╭──

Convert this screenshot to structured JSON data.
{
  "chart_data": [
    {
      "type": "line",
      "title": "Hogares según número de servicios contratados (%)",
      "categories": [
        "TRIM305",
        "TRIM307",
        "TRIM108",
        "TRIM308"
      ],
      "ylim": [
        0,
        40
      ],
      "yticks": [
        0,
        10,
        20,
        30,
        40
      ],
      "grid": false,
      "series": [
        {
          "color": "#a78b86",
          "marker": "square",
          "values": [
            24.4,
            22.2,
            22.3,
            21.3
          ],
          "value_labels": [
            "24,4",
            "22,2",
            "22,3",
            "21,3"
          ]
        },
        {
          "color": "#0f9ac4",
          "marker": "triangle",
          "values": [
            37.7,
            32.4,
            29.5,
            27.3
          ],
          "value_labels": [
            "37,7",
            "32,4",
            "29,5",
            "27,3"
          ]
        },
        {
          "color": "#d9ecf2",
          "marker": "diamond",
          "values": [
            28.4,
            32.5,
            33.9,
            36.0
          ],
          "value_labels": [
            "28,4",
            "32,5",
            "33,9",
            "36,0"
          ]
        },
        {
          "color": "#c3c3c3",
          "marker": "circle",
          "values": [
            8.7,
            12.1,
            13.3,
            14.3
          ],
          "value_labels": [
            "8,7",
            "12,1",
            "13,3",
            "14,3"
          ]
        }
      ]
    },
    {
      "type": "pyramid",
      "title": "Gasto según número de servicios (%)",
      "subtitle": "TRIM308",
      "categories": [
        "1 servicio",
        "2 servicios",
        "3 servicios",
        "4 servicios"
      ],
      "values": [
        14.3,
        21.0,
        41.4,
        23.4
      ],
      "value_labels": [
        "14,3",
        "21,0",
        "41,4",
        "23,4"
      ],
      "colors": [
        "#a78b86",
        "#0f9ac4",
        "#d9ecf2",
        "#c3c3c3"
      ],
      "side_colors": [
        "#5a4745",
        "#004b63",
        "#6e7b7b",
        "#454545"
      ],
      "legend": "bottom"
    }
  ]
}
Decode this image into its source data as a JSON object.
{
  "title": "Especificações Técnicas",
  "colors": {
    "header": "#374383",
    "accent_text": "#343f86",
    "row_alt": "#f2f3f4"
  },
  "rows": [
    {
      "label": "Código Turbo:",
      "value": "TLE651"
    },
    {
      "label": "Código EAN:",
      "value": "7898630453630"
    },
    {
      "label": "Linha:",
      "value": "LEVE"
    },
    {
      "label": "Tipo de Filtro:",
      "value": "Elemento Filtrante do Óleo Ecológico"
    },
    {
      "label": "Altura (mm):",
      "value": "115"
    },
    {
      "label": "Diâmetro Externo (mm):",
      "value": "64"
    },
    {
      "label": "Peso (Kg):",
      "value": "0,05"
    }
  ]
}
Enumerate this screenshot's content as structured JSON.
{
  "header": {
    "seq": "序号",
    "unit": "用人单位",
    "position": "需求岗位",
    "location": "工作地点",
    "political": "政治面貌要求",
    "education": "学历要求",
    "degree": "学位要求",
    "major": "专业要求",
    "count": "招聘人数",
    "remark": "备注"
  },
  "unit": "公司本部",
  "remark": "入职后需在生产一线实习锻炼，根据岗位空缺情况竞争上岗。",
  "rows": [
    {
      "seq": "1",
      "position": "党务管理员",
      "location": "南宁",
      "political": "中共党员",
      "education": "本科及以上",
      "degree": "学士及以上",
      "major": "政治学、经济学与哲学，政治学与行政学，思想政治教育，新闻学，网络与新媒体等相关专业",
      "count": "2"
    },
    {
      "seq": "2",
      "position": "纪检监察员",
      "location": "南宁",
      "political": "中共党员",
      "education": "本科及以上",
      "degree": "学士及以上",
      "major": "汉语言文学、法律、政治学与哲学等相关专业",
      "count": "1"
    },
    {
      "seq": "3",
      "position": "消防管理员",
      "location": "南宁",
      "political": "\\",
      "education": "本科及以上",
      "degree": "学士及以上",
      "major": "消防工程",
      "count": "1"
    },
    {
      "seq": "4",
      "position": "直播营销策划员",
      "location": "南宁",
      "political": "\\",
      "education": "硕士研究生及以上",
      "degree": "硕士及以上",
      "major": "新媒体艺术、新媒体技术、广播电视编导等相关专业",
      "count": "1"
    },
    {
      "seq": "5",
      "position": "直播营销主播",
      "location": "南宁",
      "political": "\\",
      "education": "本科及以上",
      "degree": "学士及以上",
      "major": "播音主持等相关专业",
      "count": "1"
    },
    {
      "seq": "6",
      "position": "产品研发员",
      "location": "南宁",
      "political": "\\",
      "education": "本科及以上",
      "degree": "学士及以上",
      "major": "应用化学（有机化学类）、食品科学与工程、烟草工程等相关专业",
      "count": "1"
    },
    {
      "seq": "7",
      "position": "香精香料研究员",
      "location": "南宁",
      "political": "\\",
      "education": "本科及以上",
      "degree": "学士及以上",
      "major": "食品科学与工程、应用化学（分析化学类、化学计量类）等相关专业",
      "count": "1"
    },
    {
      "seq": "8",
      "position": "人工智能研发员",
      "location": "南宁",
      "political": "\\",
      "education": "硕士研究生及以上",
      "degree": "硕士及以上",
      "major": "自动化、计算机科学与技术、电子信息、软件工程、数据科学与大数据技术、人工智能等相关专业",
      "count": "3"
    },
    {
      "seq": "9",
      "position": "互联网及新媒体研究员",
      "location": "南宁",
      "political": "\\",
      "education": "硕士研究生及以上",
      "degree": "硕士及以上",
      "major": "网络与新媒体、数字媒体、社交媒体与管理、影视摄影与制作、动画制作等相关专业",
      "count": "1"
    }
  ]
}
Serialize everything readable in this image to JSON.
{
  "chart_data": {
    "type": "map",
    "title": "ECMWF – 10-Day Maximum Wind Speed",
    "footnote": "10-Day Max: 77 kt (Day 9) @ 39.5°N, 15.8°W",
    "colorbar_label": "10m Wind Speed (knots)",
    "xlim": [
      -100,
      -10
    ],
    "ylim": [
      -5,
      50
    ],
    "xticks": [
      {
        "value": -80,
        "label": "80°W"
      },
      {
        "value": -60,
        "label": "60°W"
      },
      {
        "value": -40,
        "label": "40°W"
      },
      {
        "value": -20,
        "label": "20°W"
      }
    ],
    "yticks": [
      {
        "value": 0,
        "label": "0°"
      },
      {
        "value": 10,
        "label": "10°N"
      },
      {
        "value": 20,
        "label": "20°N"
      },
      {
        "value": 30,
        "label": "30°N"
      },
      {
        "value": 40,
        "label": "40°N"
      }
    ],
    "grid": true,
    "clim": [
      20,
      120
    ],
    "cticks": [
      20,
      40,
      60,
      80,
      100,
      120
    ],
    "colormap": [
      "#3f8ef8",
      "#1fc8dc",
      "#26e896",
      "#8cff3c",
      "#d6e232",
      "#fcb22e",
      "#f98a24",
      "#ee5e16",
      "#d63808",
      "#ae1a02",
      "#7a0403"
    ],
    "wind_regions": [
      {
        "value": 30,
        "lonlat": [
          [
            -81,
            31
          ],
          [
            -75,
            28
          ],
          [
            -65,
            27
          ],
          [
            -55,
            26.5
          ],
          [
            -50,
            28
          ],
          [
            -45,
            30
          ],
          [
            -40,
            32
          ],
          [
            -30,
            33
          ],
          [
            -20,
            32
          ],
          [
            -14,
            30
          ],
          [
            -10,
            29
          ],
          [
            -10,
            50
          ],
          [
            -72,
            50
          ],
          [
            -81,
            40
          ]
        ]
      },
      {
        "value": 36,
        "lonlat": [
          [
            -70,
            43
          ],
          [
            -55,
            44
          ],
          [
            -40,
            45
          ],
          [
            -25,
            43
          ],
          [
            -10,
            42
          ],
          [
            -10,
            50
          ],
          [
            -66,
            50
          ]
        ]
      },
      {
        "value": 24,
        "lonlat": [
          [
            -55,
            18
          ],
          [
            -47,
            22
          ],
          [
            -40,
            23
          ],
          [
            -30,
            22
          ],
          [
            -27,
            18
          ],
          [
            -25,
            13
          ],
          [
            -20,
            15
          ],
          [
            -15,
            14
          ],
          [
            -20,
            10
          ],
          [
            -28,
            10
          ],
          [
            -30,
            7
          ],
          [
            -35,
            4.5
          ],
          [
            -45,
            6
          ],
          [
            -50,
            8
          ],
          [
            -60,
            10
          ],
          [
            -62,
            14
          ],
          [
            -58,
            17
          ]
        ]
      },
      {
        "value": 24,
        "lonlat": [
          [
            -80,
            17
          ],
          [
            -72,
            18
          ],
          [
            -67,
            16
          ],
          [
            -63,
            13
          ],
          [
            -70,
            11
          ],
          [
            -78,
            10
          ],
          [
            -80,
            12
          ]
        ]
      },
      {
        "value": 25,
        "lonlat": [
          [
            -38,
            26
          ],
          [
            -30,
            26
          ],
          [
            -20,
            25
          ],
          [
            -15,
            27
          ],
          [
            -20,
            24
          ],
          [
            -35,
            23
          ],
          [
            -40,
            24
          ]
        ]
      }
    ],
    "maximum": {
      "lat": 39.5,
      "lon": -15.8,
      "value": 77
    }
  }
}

╰──

> _Work to do_:
Identify every line where the string "remark" appears.

> _Solved problem_:
    "remark": "备注"
  "remark": "入职后需在生产一线实习锻炼，根据岗位空缺情况竞争上岗。",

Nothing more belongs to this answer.